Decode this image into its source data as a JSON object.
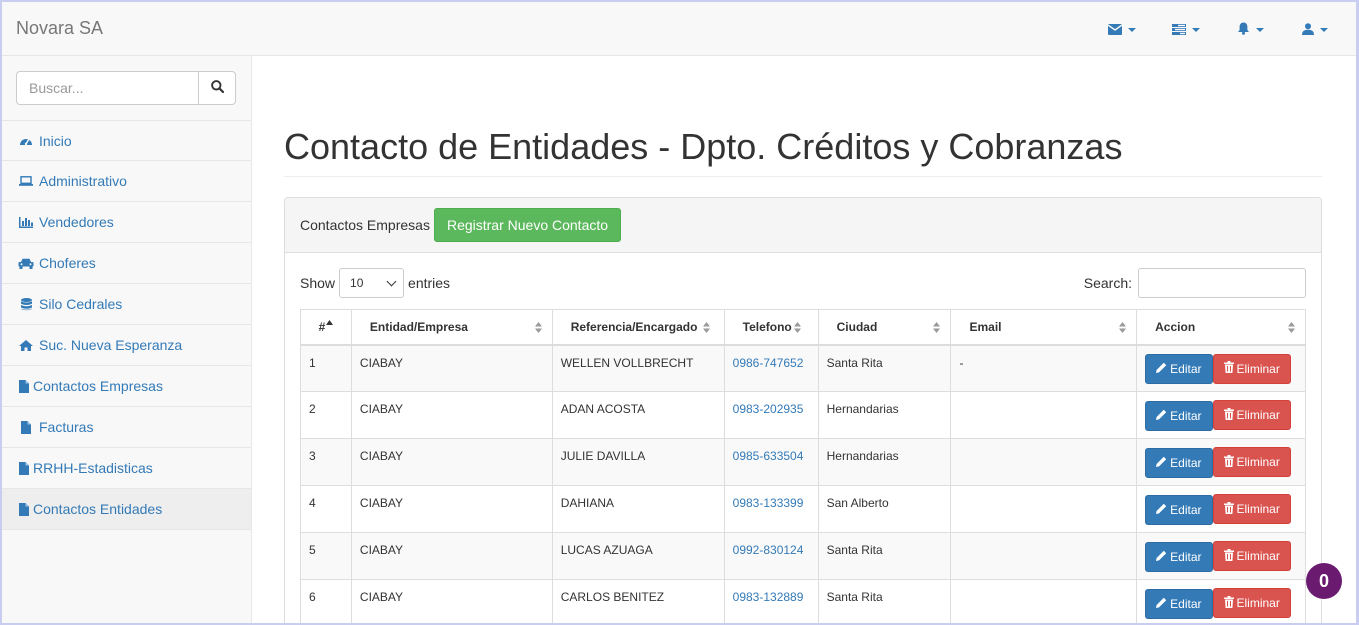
{
  "navbar": {
    "brand": "Novara SA",
    "icons": [
      "envelope-icon",
      "tasks-icon",
      "bell-icon",
      "user-icon"
    ]
  },
  "sidebar": {
    "search_placeholder": "Buscar...",
    "items": [
      {
        "label": "Inicio",
        "icon": "dashboard-icon"
      },
      {
        "label": "Administrativo",
        "icon": "laptop-icon"
      },
      {
        "label": "Vendedores",
        "icon": "bar-chart-icon"
      },
      {
        "label": "Choferes",
        "icon": "car-icon"
      },
      {
        "label": "Silo Cedrales",
        "icon": "database-icon"
      },
      {
        "label": "Suc. Nueva Esperanza",
        "icon": "home-icon"
      },
      {
        "label": "Contactos Empresas",
        "icon": "file-icon"
      },
      {
        "label": "Facturas",
        "icon": "file-icon"
      },
      {
        "label": "RRHH-Estadisticas",
        "icon": "file-icon"
      },
      {
        "label": "Contactos Entidades",
        "icon": "file-icon",
        "active": true
      }
    ]
  },
  "main": {
    "title": "Contacto de Entidades - Dpto. Créditos y Cobranzas",
    "panel_label": "Contactos Empresas",
    "register_button": "Registrar Nuevo Contacto",
    "show_label": "Show",
    "entries_label": "entries",
    "page_length": "10",
    "search_label": "Search:"
  },
  "table": {
    "headers": [
      "#",
      "Entidad/Empresa",
      "Referencia/Encargado",
      "Telefono",
      "Ciudad",
      "Email",
      "Accion"
    ],
    "rows": [
      {
        "num": "1",
        "entidad": "CIABAY",
        "referencia": "WELLEN VOLLBRECHT",
        "telefono": "0986-747652",
        "ciudad": "Santa Rita",
        "email": "-"
      },
      {
        "num": "2",
        "entidad": "CIABAY",
        "referencia": "ADAN ACOSTA",
        "telefono": "0983-202935",
        "ciudad": "Hernandarias",
        "email": ""
      },
      {
        "num": "3",
        "entidad": "CIABAY",
        "referencia": "JULIE DAVILLA",
        "telefono": "0985-633504",
        "ciudad": "Hernandarias",
        "email": ""
      },
      {
        "num": "4",
        "entidad": "CIABAY",
        "referencia": "DAHIANA",
        "telefono": "0983-133399",
        "ciudad": "San Alberto",
        "email": ""
      },
      {
        "num": "5",
        "entidad": "CIABAY",
        "referencia": "LUCAS AZUAGA",
        "telefono": "0992-830124",
        "ciudad": "Santa Rita",
        "email": ""
      },
      {
        "num": "6",
        "entidad": "CIABAY",
        "referencia": "CARLOS BENITEZ",
        "telefono": "0983-132889",
        "ciudad": "Santa Rita",
        "email": ""
      }
    ],
    "edit_label": "Editar",
    "delete_label": "Eliminar"
  },
  "floating_badge": "0",
  "colors": {
    "link": "#337ab7",
    "success": "#5cb85c",
    "danger": "#d9534f",
    "badge": "#6a1a6f"
  }
}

###

Set the entries down again exactly. Do not include the images.

Decode this image into its source data as a JSON object.
{
  "navbar": {
    "brand": "Novara SA",
    "icons": [
      "envelope-icon",
      "tasks-icon",
      "bell-icon",
      "user-icon"
    ]
  },
  "sidebar": {
    "search_placeholder": "Buscar...",
    "items": [
      {
        "label": "Inicio",
        "icon": "dashboard-icon"
      },
      {
        "label": "Administrativo",
        "icon": "laptop-icon"
      },
      {
        "label": "Vendedores",
        "icon": "bar-chart-icon"
      },
      {
        "label": "Choferes",
        "icon": "car-icon"
      },
      {
        "label": "Silo Cedrales",
        "icon": "database-icon"
      },
      {
        "label": "Suc. Nueva Esperanza",
        "icon": "home-icon"
      },
      {
        "label": "Contactos Empresas",
        "icon": "file-icon"
      },
      {
        "label": "Facturas",
        "icon": "file-icon"
      },
      {
        "label": "RRHH-Estadisticas",
        "icon": "file-icon"
      },
      {
        "label": "Contactos Entidades",
        "icon": "file-icon",
        "active": true
      }
    ]
  },
  "main": {
    "title": "Contacto de Entidades - Dpto. Créditos y Cobranzas",
    "panel_label": "Contactos Empresas",
    "register_button": "Registrar Nuevo Contacto",
    "show_label": "Show",
    "entries_label": "entries",
    "page_length": "10",
    "search_label": "Search:"
  },
  "table": {
    "headers": [
      "#",
      "Entidad/Empresa",
      "Referencia/Encargado",
      "Telefono",
      "Ciudad",
      "Email",
      "Accion"
    ],
    "rows": [
      {
        "num": "1",
        "entidad": "CIABAY",
        "referencia": "WELLEN VOLLBRECHT",
        "telefono": "0986-747652",
        "ciudad": "Santa Rita",
        "email": "-"
      },
      {
        "num": "2",
        "entidad": "CIABAY",
        "referencia": "ADAN ACOSTA",
        "telefono": "0983-202935",
        "ciudad": "Hernandarias",
        "email": ""
      },
      {
        "num": "3",
        "entidad": "CIABAY",
        "referencia": "JULIE DAVILLA",
        "telefono": "0985-633504",
        "ciudad": "Hernandarias",
        "email": ""
      },
      {
        "num": "4",
        "entidad": "CIABAY",
        "referencia": "DAHIANA",
        "telefono": "0983-133399",
        "ciudad": "San Alberto",
        "email": ""
      },
      {
        "num": "5",
        "entidad": "CIABAY",
        "referencia": "LUCAS AZUAGA",
        "telefono": "0992-830124",
        "ciudad": "Santa Rita",
        "email": ""
      },
      {
        "num": "6",
        "entidad": "CIABAY",
        "referencia": "CARLOS BENITEZ",
        "telefono": "0983-132889",
        "ciudad": "Santa Rita",
        "email": ""
      }
    ],
    "edit_label": "Editar",
    "delete_label": "Eliminar"
  },
  "floating_badge": "0",
  "colors": {
    "link": "#337ab7",
    "success": "#5cb85c",
    "danger": "#d9534f",
    "badge": "#6a1a6f"
  }
}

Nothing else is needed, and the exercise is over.